→ **Work required**
Return the listing below verbatim. Pictures do not belong in the copy.

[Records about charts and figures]

━━━━━━━━━━

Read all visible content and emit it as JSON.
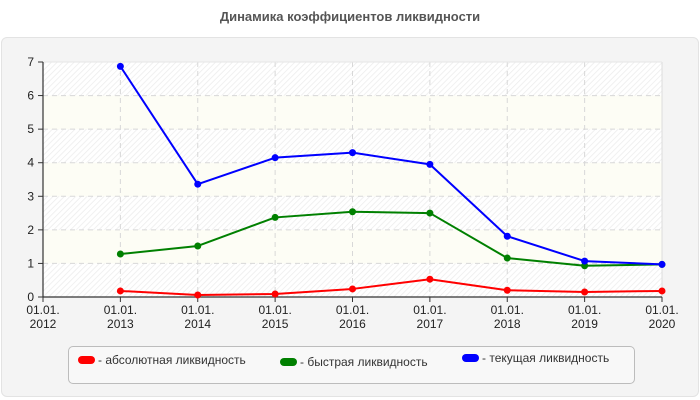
{
  "chart_data": {
    "type": "line",
    "title": "Динамика коэффициентов ликвидности",
    "xlabel": "",
    "ylabel": "",
    "x": [
      "01.01.2012",
      "01.01.2013",
      "01.01.2014",
      "01.01.2015",
      "01.01.2016",
      "01.01.2017",
      "01.01.2018",
      "01.01.2019",
      "01.01.2020"
    ],
    "x_tick_labels": [
      [
        "01.01.",
        "2012"
      ],
      [
        "01.01.",
        "2013"
      ],
      [
        "01.01.",
        "2014"
      ],
      [
        "01.01.",
        "2015"
      ],
      [
        "01.01.",
        "2016"
      ],
      [
        "01.01.",
        "2017"
      ],
      [
        "01.01.",
        "2018"
      ],
      [
        "01.01.",
        "2019"
      ],
      [
        "01.01.",
        "2020"
      ]
    ],
    "y_ticks": [
      0,
      1,
      2,
      3,
      4,
      5,
      6,
      7
    ],
    "ylim": [
      0,
      7
    ],
    "grid": true,
    "legend_position": "bottom",
    "series": [
      {
        "name": "абсолютная ликвидность",
        "color": "#ff0000",
        "values": [
          null,
          0.18,
          0.06,
          0.09,
          0.24,
          0.53,
          0.2,
          0.15,
          0.18
        ]
      },
      {
        "name": "быстрая ликвидность",
        "color": "#008000",
        "values": [
          null,
          1.28,
          1.52,
          2.37,
          2.54,
          2.5,
          1.16,
          0.93,
          0.97
        ]
      },
      {
        "name": "текущая ликвидность",
        "color": "#0000ff",
        "values": [
          null,
          6.87,
          3.36,
          4.15,
          4.3,
          3.95,
          1.81,
          1.07,
          0.97
        ]
      }
    ]
  },
  "legend": {
    "items": [
      {
        "label": "- абсолютная ликвидность",
        "color": "#ff0000"
      },
      {
        "label": "- быстрая ликвидность",
        "color": "#008000"
      },
      {
        "label": "- текущая ликвидность",
        "color": "#0000ff"
      }
    ]
  }
}
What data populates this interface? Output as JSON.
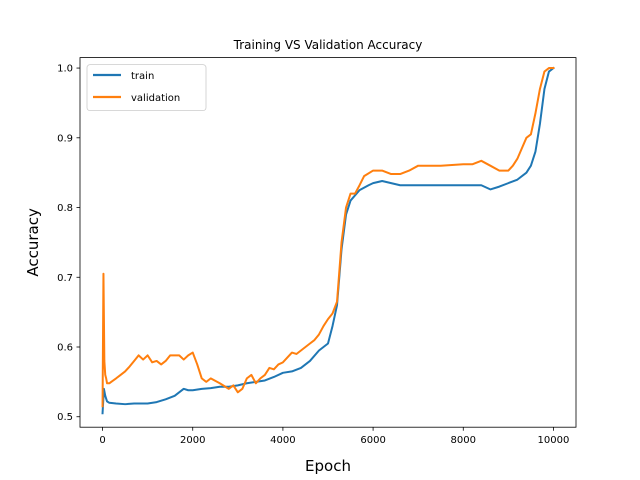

━━━━━━━━━━

→ **Written solution**
Read all visible content and emit it as JSON.
{
  "chart_data": {
    "type": "line",
    "title": "Динамика коэффициентов ликвидности",
    "xlabel": "",
    "ylabel": "",
    "x": [
      "01.01.2012",
      "01.01.2013",
      "01.01.2014",
      "01.01.2015",
      "01.01.2016",
      "01.01.2017",
      "01.01.2018",
      "01.01.2019",
      "01.01.2020"
    ],
    "x_tick_labels": [
      [
        "01.01.",
        "2012"
      ],
      [
        "01.01.",
        "2013"
      ],
      [
        "01.01.",
        "2014"
      ],
      [
        "01.01.",
        "2015"
      ],
      [
        "01.01.",
        "2016"
      ],
      [
        "01.01.",
        "2017"
      ],
      [
        "01.01.",
        "2018"
      ],
      [
        "01.01.",
        "2019"
      ],
      [
        "01.01.",
        "2020"
      ]
    ],
    "y_ticks": [
      0,
      1,
      2,
      3,
      4,
      5,
      6,
      7
    ],
    "ylim": [
      0,
      7
    ],
    "grid": true,
    "legend_position": "bottom",
    "series": [
      {
        "name": "абсолютная ликвидность",
        "color": "#ff0000",
        "values": [
          null,
          0.18,
          0.06,
          0.09,
          0.24,
          0.53,
          0.2,
          0.15,
          0.18
        ]
      },
      {
        "name": "быстрая ликвидность",
        "color": "#008000",
        "values": [
          null,
          1.28,
          1.52,
          2.37,
          2.54,
          2.5,
          1.16,
          0.93,
          0.97
        ]
      },
      {
        "name": "текущая ликвидность",
        "color": "#0000ff",
        "values": [
          null,
          6.87,
          3.36,
          4.15,
          4.3,
          3.95,
          1.81,
          1.07,
          0.97
        ]
      }
    ]
  },
  "legend": {
    "items": [
      {
        "label": "- абсолютная ликвидность",
        "color": "#ff0000"
      },
      {
        "label": "- быстрая ликвидность",
        "color": "#008000"
      },
      {
        "label": "- текущая ликвидность",
        "color": "#0000ff"
      }
    ]
  }
}
What data populates this interface? Output as JSON.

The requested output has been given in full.